*Written instruction:* Could every line of the data be printed exactly as it reads?

[Dataset entries]

* begin *

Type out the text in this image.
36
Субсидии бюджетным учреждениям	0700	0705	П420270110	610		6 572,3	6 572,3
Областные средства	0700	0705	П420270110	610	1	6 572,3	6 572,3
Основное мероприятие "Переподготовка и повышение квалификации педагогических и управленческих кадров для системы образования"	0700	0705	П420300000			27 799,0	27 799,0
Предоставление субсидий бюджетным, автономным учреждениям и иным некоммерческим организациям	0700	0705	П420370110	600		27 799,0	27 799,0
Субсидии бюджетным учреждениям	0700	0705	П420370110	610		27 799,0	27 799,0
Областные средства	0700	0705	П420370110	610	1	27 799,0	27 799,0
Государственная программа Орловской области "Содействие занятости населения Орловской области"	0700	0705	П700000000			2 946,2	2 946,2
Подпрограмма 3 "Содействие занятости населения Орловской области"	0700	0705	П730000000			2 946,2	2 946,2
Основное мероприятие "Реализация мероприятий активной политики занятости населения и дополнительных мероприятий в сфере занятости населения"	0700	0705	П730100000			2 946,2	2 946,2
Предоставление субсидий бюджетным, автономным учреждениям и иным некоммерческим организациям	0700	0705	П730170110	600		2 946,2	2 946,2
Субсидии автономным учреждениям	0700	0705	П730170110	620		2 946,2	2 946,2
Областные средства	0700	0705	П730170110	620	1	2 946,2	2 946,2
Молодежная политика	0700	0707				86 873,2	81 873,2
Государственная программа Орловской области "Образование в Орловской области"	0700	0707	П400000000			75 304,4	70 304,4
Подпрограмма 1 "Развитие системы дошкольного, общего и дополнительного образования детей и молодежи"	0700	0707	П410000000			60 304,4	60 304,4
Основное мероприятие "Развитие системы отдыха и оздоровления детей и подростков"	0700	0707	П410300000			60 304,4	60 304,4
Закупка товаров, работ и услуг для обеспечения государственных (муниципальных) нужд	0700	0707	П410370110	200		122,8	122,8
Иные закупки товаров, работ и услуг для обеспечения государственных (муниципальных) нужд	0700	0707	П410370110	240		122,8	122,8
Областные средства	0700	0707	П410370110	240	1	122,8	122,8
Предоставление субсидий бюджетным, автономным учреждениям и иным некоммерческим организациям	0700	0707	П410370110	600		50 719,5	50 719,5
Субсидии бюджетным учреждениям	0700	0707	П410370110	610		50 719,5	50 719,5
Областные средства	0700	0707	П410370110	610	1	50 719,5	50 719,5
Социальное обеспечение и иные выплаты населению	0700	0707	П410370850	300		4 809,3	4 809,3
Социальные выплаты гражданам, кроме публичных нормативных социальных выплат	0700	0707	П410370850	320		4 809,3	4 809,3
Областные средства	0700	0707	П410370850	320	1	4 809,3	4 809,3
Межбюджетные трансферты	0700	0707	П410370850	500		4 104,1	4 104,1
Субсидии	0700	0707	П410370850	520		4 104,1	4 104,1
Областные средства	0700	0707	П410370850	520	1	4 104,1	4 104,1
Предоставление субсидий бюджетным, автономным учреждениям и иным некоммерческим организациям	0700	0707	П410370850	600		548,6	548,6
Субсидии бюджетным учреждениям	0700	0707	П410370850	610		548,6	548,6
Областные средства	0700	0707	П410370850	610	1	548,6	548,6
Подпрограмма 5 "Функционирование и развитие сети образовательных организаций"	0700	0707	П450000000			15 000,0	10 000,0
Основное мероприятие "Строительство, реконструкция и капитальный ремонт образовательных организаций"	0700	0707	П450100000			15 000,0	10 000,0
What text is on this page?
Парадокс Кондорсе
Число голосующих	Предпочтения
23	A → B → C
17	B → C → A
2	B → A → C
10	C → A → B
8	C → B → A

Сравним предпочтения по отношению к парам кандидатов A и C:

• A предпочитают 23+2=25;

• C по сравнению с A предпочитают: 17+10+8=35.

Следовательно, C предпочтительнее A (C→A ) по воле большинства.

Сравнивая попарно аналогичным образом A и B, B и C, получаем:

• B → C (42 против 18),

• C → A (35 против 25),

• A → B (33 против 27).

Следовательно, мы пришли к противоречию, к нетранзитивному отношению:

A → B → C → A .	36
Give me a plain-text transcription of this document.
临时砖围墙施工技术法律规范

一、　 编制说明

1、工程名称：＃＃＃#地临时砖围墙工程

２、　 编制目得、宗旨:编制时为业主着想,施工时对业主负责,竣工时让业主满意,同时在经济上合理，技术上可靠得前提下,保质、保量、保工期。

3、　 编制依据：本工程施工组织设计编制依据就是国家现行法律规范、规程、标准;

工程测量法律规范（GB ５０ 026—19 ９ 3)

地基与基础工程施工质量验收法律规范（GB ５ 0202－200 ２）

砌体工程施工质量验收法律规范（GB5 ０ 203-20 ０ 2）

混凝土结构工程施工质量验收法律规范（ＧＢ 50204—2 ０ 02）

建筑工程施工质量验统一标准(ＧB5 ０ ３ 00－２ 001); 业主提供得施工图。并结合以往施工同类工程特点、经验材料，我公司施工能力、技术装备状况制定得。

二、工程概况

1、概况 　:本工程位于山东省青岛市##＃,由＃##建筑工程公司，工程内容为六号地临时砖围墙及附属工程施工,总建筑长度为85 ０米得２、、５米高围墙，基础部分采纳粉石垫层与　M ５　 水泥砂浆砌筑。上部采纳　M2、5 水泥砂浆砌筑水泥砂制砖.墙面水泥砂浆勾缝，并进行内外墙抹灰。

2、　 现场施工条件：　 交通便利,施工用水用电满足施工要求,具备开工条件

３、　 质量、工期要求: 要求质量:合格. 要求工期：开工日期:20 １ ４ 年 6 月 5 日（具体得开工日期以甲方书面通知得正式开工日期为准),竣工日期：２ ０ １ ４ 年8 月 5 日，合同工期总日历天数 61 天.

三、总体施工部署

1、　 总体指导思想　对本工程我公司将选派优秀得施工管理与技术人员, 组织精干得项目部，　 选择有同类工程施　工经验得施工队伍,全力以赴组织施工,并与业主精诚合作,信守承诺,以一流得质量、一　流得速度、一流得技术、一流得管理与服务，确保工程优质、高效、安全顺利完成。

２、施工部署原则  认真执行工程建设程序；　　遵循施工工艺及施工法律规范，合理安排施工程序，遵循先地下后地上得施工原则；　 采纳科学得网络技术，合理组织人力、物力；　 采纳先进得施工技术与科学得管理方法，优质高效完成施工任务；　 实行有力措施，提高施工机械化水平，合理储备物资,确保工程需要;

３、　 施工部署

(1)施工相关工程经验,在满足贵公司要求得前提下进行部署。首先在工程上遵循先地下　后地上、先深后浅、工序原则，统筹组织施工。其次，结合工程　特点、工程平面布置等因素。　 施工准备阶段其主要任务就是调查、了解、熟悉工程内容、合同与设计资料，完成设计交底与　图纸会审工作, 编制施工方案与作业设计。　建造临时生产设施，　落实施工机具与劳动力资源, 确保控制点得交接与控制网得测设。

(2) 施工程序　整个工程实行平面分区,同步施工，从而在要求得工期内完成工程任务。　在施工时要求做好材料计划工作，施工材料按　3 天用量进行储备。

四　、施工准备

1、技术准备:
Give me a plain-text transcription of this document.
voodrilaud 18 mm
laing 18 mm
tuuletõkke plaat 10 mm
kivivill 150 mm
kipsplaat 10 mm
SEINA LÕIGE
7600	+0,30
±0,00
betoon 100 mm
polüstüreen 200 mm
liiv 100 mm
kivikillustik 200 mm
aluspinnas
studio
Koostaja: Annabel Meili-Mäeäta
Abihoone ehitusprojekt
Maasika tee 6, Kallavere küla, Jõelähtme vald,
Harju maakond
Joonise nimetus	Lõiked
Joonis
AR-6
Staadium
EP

* end *

*Response below:*
Type out the text in this image.
36
Субсидии бюджетным учреждениям	0700	0705	П420270110	610		6 572,3	6 572,3
Областные средства	0700	0705	П420270110	610	1	6 572,3	6 572,3
Основное мероприятие "Переподготовка и повышение квалификации педагогических и управленческих кадров для системы образования"	0700	0705	П420300000			27 799,0	27 799,0
Предоставление субсидий бюджетным, автономным учреждениям и иным некоммерческим организациям	0700	0705	П420370110	600		27 799,0	27 799,0
Субсидии бюджетным учреждениям	0700	0705	П420370110	610		27 799,0	27 799,0
Областные средства	0700	0705	П420370110	610	1	27 799,0	27 799,0
Государственная программа Орловской области "Содействие занятости населения Орловской области"	0700	0705	П700000000			2 946,2	2 946,2
Подпрограмма 3 "Содействие занятости населения Орловской области"	0700	0705	П730000000			2 946,2	2 946,2
Основное мероприятие "Реализация мероприятий активной политики занятости населения и дополнительных мероприятий в сфере занятости населения"	0700	0705	П730100000			2 946,2	2 946,2
Предоставление субсидий бюджетным, автономным учреждениям и иным некоммерческим организациям	0700	0705	П730170110	600		2 946,2	2 946,2
Субсидии автономным учреждениям	0700	0705	П730170110	620		2 946,2	2 946,2
Областные средства	0700	0705	П730170110	620	1	2 946,2	2 946,2
Молодежная политика	0700	0707				86 873,2	81 873,2
Государственная программа Орловской области "Образование в Орловской области"	0700	0707	П400000000			75 304,4	70 304,4
Подпрограмма 1 "Развитие системы дошкольного, общего и дополнительного образования детей и молодежи"	0700	0707	П410000000			60 304,4	60 304,4
Основное мероприятие "Развитие системы отдыха и оздоровления детей и подростков"	0700	0707	П410300000			60 304,4	60 304,4
Закупка товаров, работ и услуг для обеспечения государственных (муниципальных) нужд	0700	0707	П410370110	200		122,8	122,8
Иные закупки товаров, работ и услуг для обеспечения государственных (муниципальных) нужд	0700	0707	П410370110	240		122,8	122,8
Областные средства	0700	0707	П410370110	240	1	122,8	122,8
Предоставление субсидий бюджетным, автономным учреждениям и иным некоммерческим организациям	0700	0707	П410370110	600		50 719,5	50 719,5
Субсидии бюджетным учреждениям	0700	0707	П410370110	610		50 719,5	50 719,5
Областные средства	0700	0707	П410370110	610	1	50 719,5	50 719,5
Социальное обеспечение и иные выплаты населению	0700	0707	П410370850	300		4 809,3	4 809,3
Социальные выплаты гражданам, кроме публичных нормативных социальных выплат	0700	0707	П410370850	320		4 809,3	4 809,3
Областные средства	0700	0707	П410370850	320	1	4 809,3	4 809,3
Межбюджетные трансферты	0700	0707	П410370850	500		4 104,1	4 104,1
Субсидии	0700	0707	П410370850	520		4 104,1	4 104,1
Областные средства	0700	0707	П410370850	520	1	4 104,1	4 104,1
Предоставление субсидий бюджетным, автономным учреждениям и иным некоммерческим организациям	0700	0707	П410370850	600		548,6	548,6
Субсидии бюджетным учреждениям	0700	0707	П410370850	610		548,6	548,6
Областные средства	0700	0707	П410370850	610	1	548,6	548,6
Подпрограмма 5 "Функционирование и развитие сети образовательных организаций"	0700	0707	П450000000			15 000,0	10 000,0
Основное мероприятие "Строительство, реконструкция и капитальный ремонт образовательных организаций"	0700	0707	П450100000			15 000,0	10 000,0
What text is on this page?
Парадокс Кондорсе
Число голосующих	Предпочтения
23	A → B → C
17	B → C → A
2	B → A → C
10	C → A → B
8	C → B → A

Сравним предпочтения по отношению к парам кандидатов A и C:

• A предпочитают 23+2=25;

• C по сравнению с A предпочитают: 17+10+8=35.

Следовательно, C предпочтительнее A (C→A ) по воле большинства.

Сравнивая попарно аналогичным образом A и B, B и C, получаем:

• B → C (42 против 18),

• C → A (35 против 25),

• A → B (33 против 27).

Следовательно, мы пришли к противоречию, к нетранзитивному отношению:

A → B → C → A .	36
Give me a plain-text transcription of this document.
临时砖围墙施工技术法律规范

一、　 编制说明

1、工程名称：＃＃＃#地临时砖围墙工程

２、　 编制目得、宗旨:编制时为业主着想,施工时对业主负责,竣工时让业主满意,同时在经济上合理，技术上可靠得前提下,保质、保量、保工期。

3、　 编制依据：本工程施工组织设计编制依据就是国家现行法律规范、规程、标准;

工程测量法律规范（GB ５０ 026—19 ９ 3)

地基与基础工程施工质量验收法律规范（GB ５ 0202－200 ２）

砌体工程施工质量验收法律规范（GB5 ０ 203-20 ０ 2）

混凝土结构工程施工质量验收法律规范（ＧＢ 50204—2 ０ 02）

建筑工程施工质量验统一标准(ＧB5 ０ ３ 00－２ 001); 业主提供得施工图。并结合以往施工同类工程特点、经验材料，我公司施工能力、技术装备状况制定得。

二、工程概况

1、概况 　:本工程位于山东省青岛市##＃,由＃##建筑工程公司，工程内容为六号地临时砖围墙及附属工程施工,总建筑长度为85 ０米得２、、５米高围墙，基础部分采纳粉石垫层与　M ５　 水泥砂浆砌筑。上部采纳　M2、5 水泥砂浆砌筑水泥砂制砖.墙面水泥砂浆勾缝，并进行内外墙抹灰。

2、　 现场施工条件：　 交通便利,施工用水用电满足施工要求,具备开工条件

３、　 质量、工期要求: 要求质量:合格. 要求工期：开工日期:20 １ ４ 年 6 月 5 日（具体得开工日期以甲方书面通知得正式开工日期为准),竣工日期：２ ０ １ ４ 年8 月 5 日，合同工期总日历天数 61 天.

三、总体施工部署

1、　 总体指导思想　对本工程我公司将选派优秀得施工管理与技术人员, 组织精干得项目部，　 选择有同类工程施　工经验得施工队伍,全力以赴组织施工,并与业主精诚合作,信守承诺,以一流得质量、一　流得速度、一流得技术、一流得管理与服务，确保工程优质、高效、安全顺利完成。

２、施工部署原则  认真执行工程建设程序；　　遵循施工工艺及施工法律规范，合理安排施工程序，遵循先地下后地上得施工原则；　 采纳科学得网络技术，合理组织人力、物力；　 采纳先进得施工技术与科学得管理方法，优质高效完成施工任务；　 实行有力措施，提高施工机械化水平，合理储备物资,确保工程需要;

３、　 施工部署

(1)施工相关工程经验,在满足贵公司要求得前提下进行部署。首先在工程上遵循先地下　后地上、先深后浅、工序原则，统筹组织施工。其次，结合工程　特点、工程平面布置等因素。　 施工准备阶段其主要任务就是调查、了解、熟悉工程内容、合同与设计资料，完成设计交底与　图纸会审工作, 编制施工方案与作业设计。　建造临时生产设施，　落实施工机具与劳动力资源, 确保控制点得交接与控制网得测设。

(2) 施工程序　整个工程实行平面分区,同步施工，从而在要求得工期内完成工程任务。　在施工时要求做好材料计划工作，施工材料按　3 天用量进行储备。

四　、施工准备

1、技术准备:
Give me a plain-text transcription of this document.
voodrilaud 18 mm
laing 18 mm
tuuletõkke plaat 10 mm
kivivill 150 mm
kipsplaat 10 mm
SEINA LÕIGE
7600	+0,30
±0,00
betoon 100 mm
polüstüreen 200 mm
liiv 100 mm
kivikillustik 200 mm
aluspinnas
studio
Koostaja: Annabel Meili-Mäeäta
Abihoone ehitusprojekt
Maasika tee 6, Kallavere küla, Jõelähtme vald,
Harju maakond
Joonise nimetus	Lõiked
Joonis
AR-6
Staadium
EP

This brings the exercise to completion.